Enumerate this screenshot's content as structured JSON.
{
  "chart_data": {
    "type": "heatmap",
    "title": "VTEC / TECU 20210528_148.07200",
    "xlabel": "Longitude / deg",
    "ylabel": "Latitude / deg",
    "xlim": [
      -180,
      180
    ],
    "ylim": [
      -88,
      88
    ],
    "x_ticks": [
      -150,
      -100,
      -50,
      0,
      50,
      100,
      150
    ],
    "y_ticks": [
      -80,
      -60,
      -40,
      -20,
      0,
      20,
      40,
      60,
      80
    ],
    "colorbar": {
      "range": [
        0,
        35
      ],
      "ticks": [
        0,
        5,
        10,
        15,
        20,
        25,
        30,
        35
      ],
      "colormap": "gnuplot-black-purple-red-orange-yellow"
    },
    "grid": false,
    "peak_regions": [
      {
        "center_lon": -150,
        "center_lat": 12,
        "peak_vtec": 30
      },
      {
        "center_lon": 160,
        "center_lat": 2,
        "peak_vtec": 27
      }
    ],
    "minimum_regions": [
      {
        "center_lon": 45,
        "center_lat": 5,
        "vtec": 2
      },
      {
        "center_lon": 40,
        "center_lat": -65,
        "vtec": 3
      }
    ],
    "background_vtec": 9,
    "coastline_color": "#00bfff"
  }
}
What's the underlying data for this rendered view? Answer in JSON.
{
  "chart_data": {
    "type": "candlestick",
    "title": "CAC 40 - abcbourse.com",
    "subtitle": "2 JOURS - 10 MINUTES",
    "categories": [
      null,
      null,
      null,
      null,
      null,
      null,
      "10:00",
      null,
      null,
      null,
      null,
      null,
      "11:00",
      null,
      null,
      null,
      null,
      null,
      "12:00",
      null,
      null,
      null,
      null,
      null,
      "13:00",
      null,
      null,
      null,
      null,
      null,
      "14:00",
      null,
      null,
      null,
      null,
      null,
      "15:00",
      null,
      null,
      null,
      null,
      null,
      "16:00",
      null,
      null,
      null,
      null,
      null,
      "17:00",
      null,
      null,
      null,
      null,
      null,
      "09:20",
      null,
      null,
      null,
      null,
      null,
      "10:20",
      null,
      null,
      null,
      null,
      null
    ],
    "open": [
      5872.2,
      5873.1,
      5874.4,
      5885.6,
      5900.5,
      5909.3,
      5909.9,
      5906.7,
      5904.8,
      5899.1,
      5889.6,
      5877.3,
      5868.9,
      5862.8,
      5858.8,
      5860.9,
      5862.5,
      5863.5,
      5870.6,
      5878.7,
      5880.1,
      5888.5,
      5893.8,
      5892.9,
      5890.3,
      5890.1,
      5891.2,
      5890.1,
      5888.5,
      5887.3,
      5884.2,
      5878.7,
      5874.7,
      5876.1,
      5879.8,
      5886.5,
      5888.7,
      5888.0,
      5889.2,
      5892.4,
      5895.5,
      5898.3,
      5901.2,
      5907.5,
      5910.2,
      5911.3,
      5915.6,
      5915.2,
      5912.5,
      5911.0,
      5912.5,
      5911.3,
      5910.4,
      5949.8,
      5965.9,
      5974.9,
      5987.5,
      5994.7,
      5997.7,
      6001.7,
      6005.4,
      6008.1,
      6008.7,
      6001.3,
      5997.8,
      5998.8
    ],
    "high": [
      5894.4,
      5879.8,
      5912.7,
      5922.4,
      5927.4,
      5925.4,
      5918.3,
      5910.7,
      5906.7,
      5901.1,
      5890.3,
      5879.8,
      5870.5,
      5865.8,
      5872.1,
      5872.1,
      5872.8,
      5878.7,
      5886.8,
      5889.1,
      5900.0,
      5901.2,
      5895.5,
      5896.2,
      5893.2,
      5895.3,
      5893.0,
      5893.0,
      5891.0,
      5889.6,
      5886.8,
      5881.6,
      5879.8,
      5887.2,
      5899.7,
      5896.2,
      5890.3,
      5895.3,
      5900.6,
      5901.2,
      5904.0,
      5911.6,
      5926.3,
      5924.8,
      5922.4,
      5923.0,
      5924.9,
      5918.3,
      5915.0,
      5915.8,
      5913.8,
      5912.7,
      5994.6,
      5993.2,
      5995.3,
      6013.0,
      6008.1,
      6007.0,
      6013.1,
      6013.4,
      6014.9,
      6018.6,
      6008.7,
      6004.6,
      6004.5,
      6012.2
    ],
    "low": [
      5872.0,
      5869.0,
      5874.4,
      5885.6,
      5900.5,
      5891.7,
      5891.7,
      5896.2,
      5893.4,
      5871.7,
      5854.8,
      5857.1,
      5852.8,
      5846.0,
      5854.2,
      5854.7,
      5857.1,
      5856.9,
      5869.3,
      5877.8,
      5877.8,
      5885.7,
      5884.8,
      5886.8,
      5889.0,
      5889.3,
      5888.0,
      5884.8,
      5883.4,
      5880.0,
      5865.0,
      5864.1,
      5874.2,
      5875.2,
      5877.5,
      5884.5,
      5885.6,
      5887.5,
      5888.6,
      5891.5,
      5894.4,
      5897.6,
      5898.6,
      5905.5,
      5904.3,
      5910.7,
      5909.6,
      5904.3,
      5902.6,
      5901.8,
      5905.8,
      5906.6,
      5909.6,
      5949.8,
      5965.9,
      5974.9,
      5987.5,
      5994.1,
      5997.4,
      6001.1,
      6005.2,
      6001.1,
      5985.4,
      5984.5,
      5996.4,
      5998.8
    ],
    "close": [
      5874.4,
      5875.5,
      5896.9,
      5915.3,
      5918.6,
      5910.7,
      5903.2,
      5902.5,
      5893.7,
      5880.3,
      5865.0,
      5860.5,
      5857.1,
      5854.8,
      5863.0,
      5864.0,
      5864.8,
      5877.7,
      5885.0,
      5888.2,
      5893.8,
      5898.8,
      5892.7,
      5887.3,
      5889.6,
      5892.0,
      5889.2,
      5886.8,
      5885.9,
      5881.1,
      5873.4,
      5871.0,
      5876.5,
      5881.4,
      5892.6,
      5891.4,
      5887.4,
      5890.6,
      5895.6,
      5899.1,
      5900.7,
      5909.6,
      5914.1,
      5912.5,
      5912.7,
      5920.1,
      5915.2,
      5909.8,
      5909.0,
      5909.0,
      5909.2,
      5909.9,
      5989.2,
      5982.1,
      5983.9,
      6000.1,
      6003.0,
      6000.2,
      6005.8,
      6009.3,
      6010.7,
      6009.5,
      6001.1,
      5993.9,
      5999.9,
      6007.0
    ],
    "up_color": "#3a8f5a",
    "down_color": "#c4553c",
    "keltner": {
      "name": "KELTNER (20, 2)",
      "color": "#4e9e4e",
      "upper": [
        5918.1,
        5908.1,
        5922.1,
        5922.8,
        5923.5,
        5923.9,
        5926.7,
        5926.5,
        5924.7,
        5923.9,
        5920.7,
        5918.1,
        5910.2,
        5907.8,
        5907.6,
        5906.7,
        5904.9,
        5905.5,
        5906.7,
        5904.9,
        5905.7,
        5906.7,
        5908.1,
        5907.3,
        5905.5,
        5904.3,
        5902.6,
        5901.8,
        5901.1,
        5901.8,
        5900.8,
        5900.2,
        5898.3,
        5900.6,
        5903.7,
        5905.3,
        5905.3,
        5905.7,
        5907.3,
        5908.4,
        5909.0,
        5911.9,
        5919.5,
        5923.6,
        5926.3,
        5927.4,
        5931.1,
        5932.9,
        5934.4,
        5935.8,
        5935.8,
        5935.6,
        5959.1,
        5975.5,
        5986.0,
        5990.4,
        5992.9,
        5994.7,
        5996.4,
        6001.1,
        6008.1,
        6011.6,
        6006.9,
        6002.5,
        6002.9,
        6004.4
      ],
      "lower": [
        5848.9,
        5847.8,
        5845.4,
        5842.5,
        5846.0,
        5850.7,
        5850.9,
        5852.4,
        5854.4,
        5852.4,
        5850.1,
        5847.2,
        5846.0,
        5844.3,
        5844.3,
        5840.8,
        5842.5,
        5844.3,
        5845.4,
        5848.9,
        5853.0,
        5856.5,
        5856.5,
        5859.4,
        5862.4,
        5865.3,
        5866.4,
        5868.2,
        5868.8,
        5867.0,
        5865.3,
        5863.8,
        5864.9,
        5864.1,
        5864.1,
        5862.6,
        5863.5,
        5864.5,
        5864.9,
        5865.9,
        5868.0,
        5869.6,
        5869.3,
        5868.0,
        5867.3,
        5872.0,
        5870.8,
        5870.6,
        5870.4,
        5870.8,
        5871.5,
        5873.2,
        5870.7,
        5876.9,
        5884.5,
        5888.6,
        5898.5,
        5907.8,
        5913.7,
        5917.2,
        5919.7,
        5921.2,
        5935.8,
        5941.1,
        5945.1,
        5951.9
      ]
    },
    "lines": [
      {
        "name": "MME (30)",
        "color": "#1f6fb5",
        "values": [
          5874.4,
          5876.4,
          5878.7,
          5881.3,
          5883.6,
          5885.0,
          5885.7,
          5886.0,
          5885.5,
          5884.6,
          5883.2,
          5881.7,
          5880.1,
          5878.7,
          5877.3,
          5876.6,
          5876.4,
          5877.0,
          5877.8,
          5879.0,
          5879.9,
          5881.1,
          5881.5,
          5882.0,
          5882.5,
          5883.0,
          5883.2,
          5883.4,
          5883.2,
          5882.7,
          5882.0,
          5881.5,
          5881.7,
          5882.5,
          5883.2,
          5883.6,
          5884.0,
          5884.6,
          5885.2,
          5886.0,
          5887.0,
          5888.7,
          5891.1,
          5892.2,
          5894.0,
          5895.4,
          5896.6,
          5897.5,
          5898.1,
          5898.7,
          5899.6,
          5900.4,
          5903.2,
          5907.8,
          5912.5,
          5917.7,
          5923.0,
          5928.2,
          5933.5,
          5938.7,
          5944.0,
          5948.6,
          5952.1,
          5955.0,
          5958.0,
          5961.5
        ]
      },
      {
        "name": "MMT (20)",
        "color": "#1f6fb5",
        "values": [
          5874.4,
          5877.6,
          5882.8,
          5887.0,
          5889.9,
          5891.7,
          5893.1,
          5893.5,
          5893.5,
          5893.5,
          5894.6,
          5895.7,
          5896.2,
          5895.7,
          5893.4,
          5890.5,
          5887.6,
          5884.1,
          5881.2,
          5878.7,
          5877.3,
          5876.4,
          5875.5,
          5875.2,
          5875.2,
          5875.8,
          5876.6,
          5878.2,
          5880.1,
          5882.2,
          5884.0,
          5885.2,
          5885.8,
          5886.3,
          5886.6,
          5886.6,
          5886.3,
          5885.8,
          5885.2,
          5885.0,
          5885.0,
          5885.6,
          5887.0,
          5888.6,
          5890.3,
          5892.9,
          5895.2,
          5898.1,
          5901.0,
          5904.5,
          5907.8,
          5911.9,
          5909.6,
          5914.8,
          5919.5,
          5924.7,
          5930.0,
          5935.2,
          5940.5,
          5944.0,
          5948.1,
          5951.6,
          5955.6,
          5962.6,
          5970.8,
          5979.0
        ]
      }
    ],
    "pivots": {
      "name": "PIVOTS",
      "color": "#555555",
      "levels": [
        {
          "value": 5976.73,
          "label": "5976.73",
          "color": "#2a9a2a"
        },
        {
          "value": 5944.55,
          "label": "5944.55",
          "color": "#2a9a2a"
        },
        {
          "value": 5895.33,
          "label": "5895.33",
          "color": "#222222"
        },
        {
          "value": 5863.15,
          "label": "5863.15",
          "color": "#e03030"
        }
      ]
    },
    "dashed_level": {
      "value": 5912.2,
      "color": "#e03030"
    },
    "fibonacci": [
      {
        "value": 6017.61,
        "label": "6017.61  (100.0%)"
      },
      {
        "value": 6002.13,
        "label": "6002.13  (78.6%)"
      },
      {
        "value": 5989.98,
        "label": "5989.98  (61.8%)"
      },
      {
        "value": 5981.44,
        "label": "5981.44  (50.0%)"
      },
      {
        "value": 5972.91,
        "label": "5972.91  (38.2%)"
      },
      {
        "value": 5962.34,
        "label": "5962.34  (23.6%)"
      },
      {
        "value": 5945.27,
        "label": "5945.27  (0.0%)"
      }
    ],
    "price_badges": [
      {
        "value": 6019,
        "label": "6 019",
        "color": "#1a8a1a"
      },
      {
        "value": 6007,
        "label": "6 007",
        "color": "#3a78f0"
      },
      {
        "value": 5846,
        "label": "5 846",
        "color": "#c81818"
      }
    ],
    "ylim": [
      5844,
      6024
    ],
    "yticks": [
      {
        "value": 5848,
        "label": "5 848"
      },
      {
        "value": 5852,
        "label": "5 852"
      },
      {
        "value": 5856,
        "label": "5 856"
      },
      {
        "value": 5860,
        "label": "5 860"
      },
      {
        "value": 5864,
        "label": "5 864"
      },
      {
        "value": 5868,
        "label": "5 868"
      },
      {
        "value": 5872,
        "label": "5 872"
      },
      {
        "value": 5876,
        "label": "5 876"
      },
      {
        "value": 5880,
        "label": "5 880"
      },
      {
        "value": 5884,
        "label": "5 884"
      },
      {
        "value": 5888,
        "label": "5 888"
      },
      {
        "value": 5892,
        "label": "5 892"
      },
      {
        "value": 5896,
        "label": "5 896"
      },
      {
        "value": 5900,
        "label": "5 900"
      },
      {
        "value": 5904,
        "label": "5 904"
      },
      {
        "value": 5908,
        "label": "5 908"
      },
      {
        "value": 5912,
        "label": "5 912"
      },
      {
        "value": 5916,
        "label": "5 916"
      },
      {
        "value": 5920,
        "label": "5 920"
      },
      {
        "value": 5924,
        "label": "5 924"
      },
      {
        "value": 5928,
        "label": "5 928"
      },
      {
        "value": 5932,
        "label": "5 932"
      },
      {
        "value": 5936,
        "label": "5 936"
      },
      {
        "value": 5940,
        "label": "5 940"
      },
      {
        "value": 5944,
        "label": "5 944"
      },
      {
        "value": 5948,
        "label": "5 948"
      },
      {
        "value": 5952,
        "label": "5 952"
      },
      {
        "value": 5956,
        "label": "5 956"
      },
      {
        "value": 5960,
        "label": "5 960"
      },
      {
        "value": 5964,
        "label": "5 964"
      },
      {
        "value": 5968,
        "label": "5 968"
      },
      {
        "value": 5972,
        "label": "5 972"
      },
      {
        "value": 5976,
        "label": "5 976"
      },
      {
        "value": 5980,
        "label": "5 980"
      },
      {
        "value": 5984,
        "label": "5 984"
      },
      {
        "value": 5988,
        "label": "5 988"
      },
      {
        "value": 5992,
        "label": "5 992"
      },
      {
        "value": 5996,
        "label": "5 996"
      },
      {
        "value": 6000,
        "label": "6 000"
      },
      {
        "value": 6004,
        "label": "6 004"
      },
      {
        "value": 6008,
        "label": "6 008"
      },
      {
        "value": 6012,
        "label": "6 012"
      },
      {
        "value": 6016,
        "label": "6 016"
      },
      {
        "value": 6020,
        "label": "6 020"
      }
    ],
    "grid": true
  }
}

━━━

▶ **The request**:
Single out each line of the records above with the string "this" in it, and copy it.

▶ **Written response**:
Enumerate this screenshot's content as structured JSON.
What's the underlying data for this rendered view? Answer in JSON.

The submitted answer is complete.